[Extracted data entries]
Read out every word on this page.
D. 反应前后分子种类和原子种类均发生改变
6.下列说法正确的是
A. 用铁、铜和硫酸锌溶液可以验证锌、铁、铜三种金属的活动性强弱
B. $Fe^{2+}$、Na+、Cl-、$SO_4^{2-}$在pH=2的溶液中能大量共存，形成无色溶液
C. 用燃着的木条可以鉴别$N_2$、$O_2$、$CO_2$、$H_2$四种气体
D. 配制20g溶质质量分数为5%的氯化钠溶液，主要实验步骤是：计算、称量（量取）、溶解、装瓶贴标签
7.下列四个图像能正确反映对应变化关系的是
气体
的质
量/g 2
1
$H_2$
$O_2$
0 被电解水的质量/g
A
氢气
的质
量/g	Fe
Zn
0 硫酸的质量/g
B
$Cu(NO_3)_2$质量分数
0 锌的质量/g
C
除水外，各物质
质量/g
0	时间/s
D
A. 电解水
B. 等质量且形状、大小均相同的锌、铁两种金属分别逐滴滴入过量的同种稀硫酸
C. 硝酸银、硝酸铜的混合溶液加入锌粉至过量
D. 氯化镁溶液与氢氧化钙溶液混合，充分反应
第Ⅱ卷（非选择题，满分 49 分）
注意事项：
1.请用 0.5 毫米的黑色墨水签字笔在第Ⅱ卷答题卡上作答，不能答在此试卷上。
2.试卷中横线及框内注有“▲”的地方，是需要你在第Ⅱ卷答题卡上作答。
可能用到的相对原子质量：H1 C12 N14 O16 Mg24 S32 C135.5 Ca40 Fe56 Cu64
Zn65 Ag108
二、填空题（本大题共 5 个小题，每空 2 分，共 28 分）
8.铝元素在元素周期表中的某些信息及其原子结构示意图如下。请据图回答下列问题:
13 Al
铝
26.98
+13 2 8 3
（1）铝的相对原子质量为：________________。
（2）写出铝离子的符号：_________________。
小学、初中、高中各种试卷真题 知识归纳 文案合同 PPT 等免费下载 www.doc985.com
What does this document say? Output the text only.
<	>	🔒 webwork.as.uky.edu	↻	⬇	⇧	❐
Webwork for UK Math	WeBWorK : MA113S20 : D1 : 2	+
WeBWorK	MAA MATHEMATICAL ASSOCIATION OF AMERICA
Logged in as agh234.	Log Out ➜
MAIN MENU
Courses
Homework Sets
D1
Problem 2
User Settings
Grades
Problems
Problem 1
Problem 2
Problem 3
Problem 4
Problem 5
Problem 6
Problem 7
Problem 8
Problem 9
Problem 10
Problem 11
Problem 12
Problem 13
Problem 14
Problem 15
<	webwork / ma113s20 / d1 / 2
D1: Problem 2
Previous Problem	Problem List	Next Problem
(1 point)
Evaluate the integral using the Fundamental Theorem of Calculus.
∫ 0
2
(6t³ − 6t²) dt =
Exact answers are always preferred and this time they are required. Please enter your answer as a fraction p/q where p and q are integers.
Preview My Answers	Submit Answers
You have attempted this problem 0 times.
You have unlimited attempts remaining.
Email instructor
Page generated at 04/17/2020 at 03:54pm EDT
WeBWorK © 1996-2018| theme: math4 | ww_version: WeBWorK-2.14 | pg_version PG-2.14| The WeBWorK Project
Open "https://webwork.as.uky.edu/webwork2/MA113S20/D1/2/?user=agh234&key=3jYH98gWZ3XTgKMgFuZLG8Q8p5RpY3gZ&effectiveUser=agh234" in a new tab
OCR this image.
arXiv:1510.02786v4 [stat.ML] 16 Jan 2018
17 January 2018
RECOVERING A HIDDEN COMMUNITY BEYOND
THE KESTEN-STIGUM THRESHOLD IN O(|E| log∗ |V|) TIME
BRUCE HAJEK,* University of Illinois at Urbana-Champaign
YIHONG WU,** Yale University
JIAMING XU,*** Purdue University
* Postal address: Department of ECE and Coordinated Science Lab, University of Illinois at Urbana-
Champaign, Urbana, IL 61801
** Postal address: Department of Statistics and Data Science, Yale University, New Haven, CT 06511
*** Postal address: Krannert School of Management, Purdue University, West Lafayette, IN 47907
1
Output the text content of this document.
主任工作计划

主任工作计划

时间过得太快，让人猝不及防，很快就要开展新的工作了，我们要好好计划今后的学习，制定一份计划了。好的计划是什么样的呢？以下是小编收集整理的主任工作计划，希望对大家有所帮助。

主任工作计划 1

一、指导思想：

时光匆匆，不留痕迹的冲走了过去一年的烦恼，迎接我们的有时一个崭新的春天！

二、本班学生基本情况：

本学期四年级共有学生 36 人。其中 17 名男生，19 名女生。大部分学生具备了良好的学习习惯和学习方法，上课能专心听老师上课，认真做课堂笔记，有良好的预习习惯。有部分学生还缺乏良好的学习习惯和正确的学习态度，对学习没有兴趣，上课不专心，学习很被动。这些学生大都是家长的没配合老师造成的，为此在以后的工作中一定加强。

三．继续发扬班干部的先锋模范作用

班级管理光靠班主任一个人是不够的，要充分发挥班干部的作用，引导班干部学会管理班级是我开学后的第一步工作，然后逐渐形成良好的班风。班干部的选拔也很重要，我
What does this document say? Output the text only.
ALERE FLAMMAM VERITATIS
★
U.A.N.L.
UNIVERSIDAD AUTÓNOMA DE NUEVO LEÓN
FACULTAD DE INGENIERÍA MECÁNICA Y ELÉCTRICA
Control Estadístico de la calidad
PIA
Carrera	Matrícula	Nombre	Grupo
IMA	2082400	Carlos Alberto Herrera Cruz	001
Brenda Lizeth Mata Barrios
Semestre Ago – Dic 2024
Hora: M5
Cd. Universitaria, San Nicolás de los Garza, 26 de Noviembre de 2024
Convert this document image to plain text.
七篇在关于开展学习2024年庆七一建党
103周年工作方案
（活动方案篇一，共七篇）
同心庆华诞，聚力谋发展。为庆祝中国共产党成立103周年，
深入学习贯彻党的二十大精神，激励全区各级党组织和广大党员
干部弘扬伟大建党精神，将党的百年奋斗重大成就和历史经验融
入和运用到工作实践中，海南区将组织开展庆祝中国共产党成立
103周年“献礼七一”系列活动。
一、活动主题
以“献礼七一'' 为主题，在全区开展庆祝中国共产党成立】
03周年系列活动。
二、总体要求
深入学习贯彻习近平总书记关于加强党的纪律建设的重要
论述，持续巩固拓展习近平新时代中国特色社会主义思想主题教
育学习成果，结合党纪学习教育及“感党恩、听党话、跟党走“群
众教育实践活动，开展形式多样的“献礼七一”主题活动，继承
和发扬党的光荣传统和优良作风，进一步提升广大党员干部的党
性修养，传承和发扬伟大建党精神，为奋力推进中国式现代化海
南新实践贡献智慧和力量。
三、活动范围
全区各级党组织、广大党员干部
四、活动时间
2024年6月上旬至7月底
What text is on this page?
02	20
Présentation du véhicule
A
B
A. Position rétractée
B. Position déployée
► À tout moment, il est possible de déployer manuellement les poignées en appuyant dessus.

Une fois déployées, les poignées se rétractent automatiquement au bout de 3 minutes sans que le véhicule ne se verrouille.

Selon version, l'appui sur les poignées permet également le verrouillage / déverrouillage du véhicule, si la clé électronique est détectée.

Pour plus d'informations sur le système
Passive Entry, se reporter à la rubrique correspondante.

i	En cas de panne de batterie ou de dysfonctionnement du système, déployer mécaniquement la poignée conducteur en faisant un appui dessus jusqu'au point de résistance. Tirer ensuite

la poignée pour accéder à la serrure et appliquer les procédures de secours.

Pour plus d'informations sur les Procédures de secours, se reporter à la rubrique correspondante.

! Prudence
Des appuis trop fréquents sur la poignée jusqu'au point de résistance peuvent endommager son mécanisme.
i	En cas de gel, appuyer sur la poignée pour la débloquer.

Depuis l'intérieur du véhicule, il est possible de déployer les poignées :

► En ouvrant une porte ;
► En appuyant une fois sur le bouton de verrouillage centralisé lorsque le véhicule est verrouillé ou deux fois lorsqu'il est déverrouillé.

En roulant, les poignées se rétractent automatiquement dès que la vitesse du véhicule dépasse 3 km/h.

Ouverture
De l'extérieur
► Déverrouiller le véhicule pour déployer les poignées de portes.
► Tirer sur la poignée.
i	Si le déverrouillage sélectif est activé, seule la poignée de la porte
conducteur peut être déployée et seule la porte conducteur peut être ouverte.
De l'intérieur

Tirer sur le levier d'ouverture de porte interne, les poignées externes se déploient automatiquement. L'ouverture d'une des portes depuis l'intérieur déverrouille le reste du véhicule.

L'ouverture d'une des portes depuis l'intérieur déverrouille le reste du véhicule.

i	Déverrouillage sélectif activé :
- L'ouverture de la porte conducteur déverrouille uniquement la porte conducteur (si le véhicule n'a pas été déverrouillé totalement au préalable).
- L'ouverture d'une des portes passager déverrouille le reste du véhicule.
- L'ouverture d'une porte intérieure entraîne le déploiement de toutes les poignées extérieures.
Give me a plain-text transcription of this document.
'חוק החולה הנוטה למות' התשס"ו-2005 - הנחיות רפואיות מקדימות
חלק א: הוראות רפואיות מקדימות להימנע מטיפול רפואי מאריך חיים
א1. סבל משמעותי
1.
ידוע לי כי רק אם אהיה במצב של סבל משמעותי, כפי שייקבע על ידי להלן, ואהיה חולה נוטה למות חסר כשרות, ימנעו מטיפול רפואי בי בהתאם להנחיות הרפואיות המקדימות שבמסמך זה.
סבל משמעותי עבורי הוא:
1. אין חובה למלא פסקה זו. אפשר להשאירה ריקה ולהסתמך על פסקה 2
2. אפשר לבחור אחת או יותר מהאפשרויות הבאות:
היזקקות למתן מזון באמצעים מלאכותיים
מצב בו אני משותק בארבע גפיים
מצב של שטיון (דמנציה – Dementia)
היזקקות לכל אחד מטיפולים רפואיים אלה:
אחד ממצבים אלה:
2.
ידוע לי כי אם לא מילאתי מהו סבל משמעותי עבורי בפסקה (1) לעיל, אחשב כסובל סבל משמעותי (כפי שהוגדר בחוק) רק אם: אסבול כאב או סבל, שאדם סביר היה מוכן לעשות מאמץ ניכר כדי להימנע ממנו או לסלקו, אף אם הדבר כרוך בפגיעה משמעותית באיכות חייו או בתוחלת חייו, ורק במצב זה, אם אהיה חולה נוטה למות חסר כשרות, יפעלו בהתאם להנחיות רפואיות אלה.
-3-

**Exercise instructions**
Report each line in the data that holds the word "portes".

**Full response**
► Déverrouiller le véhicule pour déployer les poignées de portes.
Tirer sur le levier d'ouverture de porte interne, les poignées externes se déploient automatiquement. L'ouverture d'une des portes depuis l'intérieur déverrouille le reste du véhicule.
L'ouverture d'une des portes depuis l'intérieur déverrouille le reste du véhicule.
- L'ouverture d'une des portes passager déverrouille le reste du véhicule.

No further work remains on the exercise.